# Aim of the exercise
Exclude any images and output the remaining records exactly.

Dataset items
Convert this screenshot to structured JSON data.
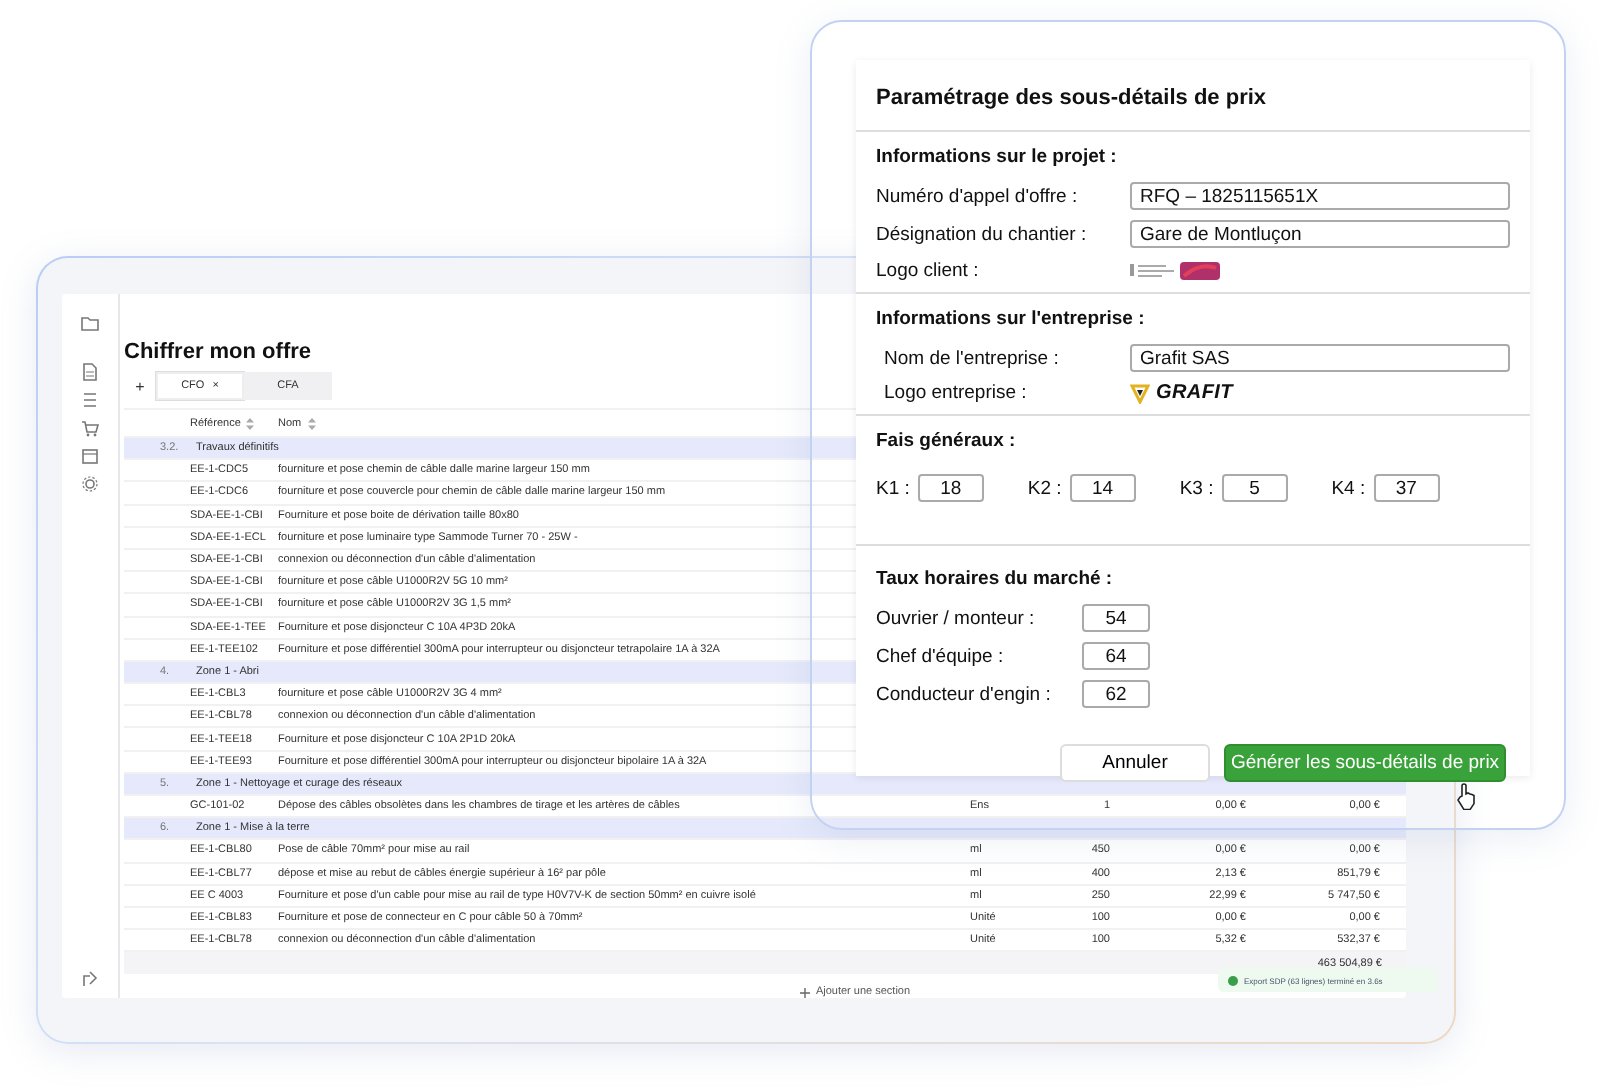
{
  "offer": {
    "title": "Chiffrer mon offre",
    "add_tab": "+",
    "tabs": [
      {
        "label": "CFO",
        "close": "×",
        "selected": true
      },
      {
        "label": "CFA",
        "selected": false
      }
    ],
    "columns": [
      "Référence",
      "Nom"
    ],
    "rows": [
      {
        "kind": "section",
        "number": "3.2.",
        "label": "Travaux définitifs"
      },
      {
        "kind": "item",
        "ref": "EE-1-CDC5",
        "name": "fourniture et pose chemin de câble dalle marine largeur 150 mm"
      },
      {
        "kind": "item",
        "ref": "EE-1-CDC6",
        "name": "fourniture et pose couvercle pour chemin de câble dalle marine largeur 150 mm"
      },
      {
        "kind": "item",
        "ref": "SDA-EE-1-CBI",
        "name": "Fourniture et pose boite de dérivation taille 80x80"
      },
      {
        "kind": "item",
        "ref": "SDA-EE-1-ECL",
        "name": "fourniture et pose luminaire type Sammode Turner 70 - 25W -"
      },
      {
        "kind": "item",
        "ref": "SDA-EE-1-CBI",
        "name": "connexion ou déconnection d'un câble d'alimentation"
      },
      {
        "kind": "item",
        "ref": "SDA-EE-1-CBI",
        "name": "fourniture et pose câble U1000R2V 5G 10 mm²"
      },
      {
        "kind": "item",
        "ref": "SDA-EE-1-CBI",
        "name": "fourniture et pose câble U1000R2V 3G 1,5 mm²"
      },
      {
        "kind": "item",
        "ref": "SDA-EE-1-TEE",
        "name": "Fourniture et pose disjoncteur C 10A 4P3D 20kA"
      },
      {
        "kind": "item",
        "ref": "EE-1-TEE102",
        "name": "Fourniture et pose différentiel 300mA pour interrupteur ou disjoncteur tetrapolaire 1A à 32A"
      },
      {
        "kind": "section",
        "number": "4.",
        "label": "Zone 1 - Abri"
      },
      {
        "kind": "item",
        "ref": "EE-1-CBL3",
        "name": "fourniture et pose câble U1000R2V 3G 4 mm²"
      },
      {
        "kind": "item",
        "ref": "EE-1-CBL78",
        "name": "connexion ou déconnection d'un câble d'alimentation"
      },
      {
        "kind": "item",
        "ref": "EE-1-TEE18",
        "name": "Fourniture et pose disjoncteur C 10A 2P1D 20kA"
      },
      {
        "kind": "item",
        "ref": "EE-1-TEE93",
        "name": "Fourniture et pose différentiel 300mA pour interrupteur ou disjoncteur bipolaire 1A à 32A"
      },
      {
        "kind": "section",
        "number": "5.",
        "label": "Zone 1 - Nettoyage et curage des réseaux"
      },
      {
        "kind": "item",
        "ref": "GC-101-02",
        "name": "Dépose des câbles obsolètes dans les chambres de tirage et les artères de câbles",
        "unit": "Ens",
        "qty": "1",
        "price": "0,00 €",
        "total": "0,00 €"
      },
      {
        "kind": "section",
        "number": "6.",
        "label": "Zone 1 - Mise à la terre"
      },
      {
        "kind": "item",
        "ref": "EE-1-CBL80",
        "name": "Pose de câble 70mm² pour mise au rail",
        "unit": "ml",
        "qty": "450",
        "price": "0,00 €",
        "total": "0,00 €"
      },
      {
        "kind": "item",
        "ref": "EE-1-CBL77",
        "name": "dépose et mise au rebut de câbles énergie supérieur à 16² par pôle",
        "unit": "ml",
        "qty": "400",
        "price": "2,13 €",
        "total": "851,79 €"
      },
      {
        "kind": "item",
        "ref": "EE C 4003",
        "name": "Fourniture et pose d'un cable pour mise au rail de type H0V7V-K de section 50mm² en cuivre isolé",
        "unit": "ml",
        "qty": "250",
        "price": "22,99 €",
        "total": "5 747,50 €"
      },
      {
        "kind": "item",
        "ref": "EE-1-CBL83",
        "name": "Fourniture et pose de connecteur en C pour câble 50 à 70mm²",
        "unit": "Unité",
        "qty": "100",
        "price": "0,00 €",
        "total": "0,00 €"
      },
      {
        "kind": "item",
        "ref": "EE-1-CBL78",
        "name": "connexion ou déconnection d'un câble d'alimentation",
        "unit": "Unité",
        "qty": "100",
        "price": "5,32 €",
        "total": "532,37 €"
      }
    ],
    "grand_total": "463 504,89 €",
    "add_section": "Ajouter une section",
    "toast": "Export SDP (63 lignes) terminé en 3.6s"
  },
  "dialog": {
    "title": "Paramétrage des sous-détails de prix",
    "project": {
      "heading": "Informations sur le projet :",
      "fields": [
        {
          "label": "Numéro d'appel d'offre :",
          "value": "RFQ – 1825115651X"
        },
        {
          "label": "Désignation du chantier :",
          "value": "Gare de Montluçon"
        }
      ],
      "logo_label": "Logo client :"
    },
    "company": {
      "heading": "Informations sur l'entreprise :",
      "fields": [
        {
          "label": "Nom de l'entreprise :",
          "value": "Grafit SAS"
        }
      ],
      "logo_label": "Logo entreprise :",
      "logo_text": "GRAFIT"
    },
    "fees": {
      "heading": "Fais généraux :",
      "items": [
        {
          "label": "K1 :",
          "value": "18"
        },
        {
          "label": "K2 :",
          "value": "14"
        },
        {
          "label": "K3 :",
          "value": "5"
        },
        {
          "label": "K4 :",
          "value": "37"
        }
      ]
    },
    "rates": {
      "heading": "Taux horaires du marché :",
      "items": [
        {
          "label": "Ouvrier / monteur :",
          "value": "54"
        },
        {
          "label": "Chef d'équipe :",
          "value": "64"
        },
        {
          "label": "Conducteur d'engin :",
          "value": "62"
        }
      ]
    },
    "cancel": "Annuler",
    "submit": "Générer les sous-détails de prix"
  }
}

# Solved problem
Convert this screenshot to structured JSON data.
{
  "offer": {
    "title": "Chiffrer mon offre",
    "add_tab": "+",
    "tabs": [
      {
        "label": "CFO",
        "close": "×",
        "selected": true
      },
      {
        "label": "CFA",
        "selected": false
      }
    ],
    "columns": [
      "Référence",
      "Nom"
    ],
    "rows": [
      {
        "kind": "section",
        "number": "3.2.",
        "label": "Travaux définitifs"
      },
      {
        "kind": "item",
        "ref": "EE-1-CDC5",
        "name": "fourniture et pose chemin de câble dalle marine largeur 150 mm"
      },
      {
        "kind": "item",
        "ref": "EE-1-CDC6",
        "name": "fourniture et pose couvercle pour chemin de câble dalle marine largeur 150 mm"
      },
      {
        "kind": "item",
        "ref": "SDA-EE-1-CBI",
        "name": "Fourniture et pose boite de dérivation taille 80x80"
      },
      {
        "kind": "item",
        "ref": "SDA-EE-1-ECL",
        "name": "fourniture et pose luminaire type Sammode Turner 70 - 25W -"
      },
      {
        "kind": "item",
        "ref": "SDA-EE-1-CBI",
        "name": "connexion ou déconnection d'un câble d'alimentation"
      },
      {
        "kind": "item",
        "ref": "SDA-EE-1-CBI",
        "name": "fourniture et pose câble U1000R2V 5G 10 mm²"
      },
      {
        "kind": "item",
        "ref": "SDA-EE-1-CBI",
        "name": "fourniture et pose câble U1000R2V 3G 1,5 mm²"
      },
      {
        "kind": "item",
        "ref": "SDA-EE-1-TEE",
        "name": "Fourniture et pose disjoncteur C 10A 4P3D 20kA"
      },
      {
        "kind": "item",
        "ref": "EE-1-TEE102",
        "name": "Fourniture et pose différentiel 300mA pour interrupteur ou disjoncteur tetrapolaire 1A à 32A"
      },
      {
        "kind": "section",
        "number": "4.",
        "label": "Zone 1 - Abri"
      },
      {
        "kind": "item",
        "ref": "EE-1-CBL3",
        "name": "fourniture et pose câble U1000R2V 3G 4 mm²"
      },
      {
        "kind": "item",
        "ref": "EE-1-CBL78",
        "name": "connexion ou déconnection d'un câble d'alimentation"
      },
      {
        "kind": "item",
        "ref": "EE-1-TEE18",
        "name": "Fourniture et pose disjoncteur C 10A 2P1D 20kA"
      },
      {
        "kind": "item",
        "ref": "EE-1-TEE93",
        "name": "Fourniture et pose différentiel 300mA pour interrupteur ou disjoncteur bipolaire 1A à 32A"
      },
      {
        "kind": "section",
        "number": "5.",
        "label": "Zone 1 - Nettoyage et curage des réseaux"
      },
      {
        "kind": "item",
        "ref": "GC-101-02",
        "name": "Dépose des câbles obsolètes dans les chambres de tirage et les artères de câbles",
        "unit": "Ens",
        "qty": "1",
        "price": "0,00 €",
        "total": "0,00 €"
      },
      {
        "kind": "section",
        "number": "6.",
        "label": "Zone 1 - Mise à la terre"
      },
      {
        "kind": "item",
        "ref": "EE-1-CBL80",
        "name": "Pose de câble 70mm² pour mise au rail",
        "unit": "ml",
        "qty": "450",
        "price": "0,00 €",
        "total": "0,00 €"
      },
      {
        "kind": "item",
        "ref": "EE-1-CBL77",
        "name": "dépose et mise au rebut de câbles énergie supérieur à 16² par pôle",
        "unit": "ml",
        "qty": "400",
        "price": "2,13 €",
        "total": "851,79 €"
      },
      {
        "kind": "item",
        "ref": "EE C 4003",
        "name": "Fourniture et pose d'un cable pour mise au rail de type H0V7V-K de section 50mm² en cuivre isolé",
        "unit": "ml",
        "qty": "250",
        "price": "22,99 €",
        "total": "5 747,50 €"
      },
      {
        "kind": "item",
        "ref": "EE-1-CBL83",
        "name": "Fourniture et pose de connecteur en C pour câble 50 à 70mm²",
        "unit": "Unité",
        "qty": "100",
        "price": "0,00 €",
        "total": "0,00 €"
      },
      {
        "kind": "item",
        "ref": "EE-1-CBL78",
        "name": "connexion ou déconnection d'un câble d'alimentation",
        "unit": "Unité",
        "qty": "100",
        "price": "5,32 €",
        "total": "532,37 €"
      }
    ],
    "grand_total": "463 504,89 €",
    "add_section": "Ajouter une section",
    "toast": "Export SDP (63 lignes) terminé en 3.6s"
  },
  "dialog": {
    "title": "Paramétrage des sous-détails de prix",
    "project": {
      "heading": "Informations sur le projet :",
      "fields": [
        {
          "label": "Numéro d'appel d'offre :",
          "value": "RFQ – 1825115651X"
        },
        {
          "label": "Désignation du chantier :",
          "value": "Gare de Montluçon"
        }
      ],
      "logo_label": "Logo client :"
    },
    "company": {
      "heading": "Informations sur l'entreprise :",
      "fields": [
        {
          "label": "Nom de l'entreprise :",
          "value": "Grafit SAS"
        }
      ],
      "logo_label": "Logo entreprise :",
      "logo_text": "GRAFIT"
    },
    "fees": {
      "heading": "Fais généraux :",
      "items": [
        {
          "label": "K1 :",
          "value": "18"
        },
        {
          "label": "K2 :",
          "value": "14"
        },
        {
          "label": "K3 :",
          "value": "5"
        },
        {
          "label": "K4 :",
          "value": "37"
        }
      ]
    },
    "rates": {
      "heading": "Taux horaires du marché :",
      "items": [
        {
          "label": "Ouvrier / monteur :",
          "value": "54"
        },
        {
          "label": "Chef d'équipe :",
          "value": "64"
        },
        {
          "label": "Conducteur d'engin :",
          "value": "62"
        }
      ]
    },
    "cancel": "Annuler",
    "submit": "Générer les sous-détails de prix"
  }
}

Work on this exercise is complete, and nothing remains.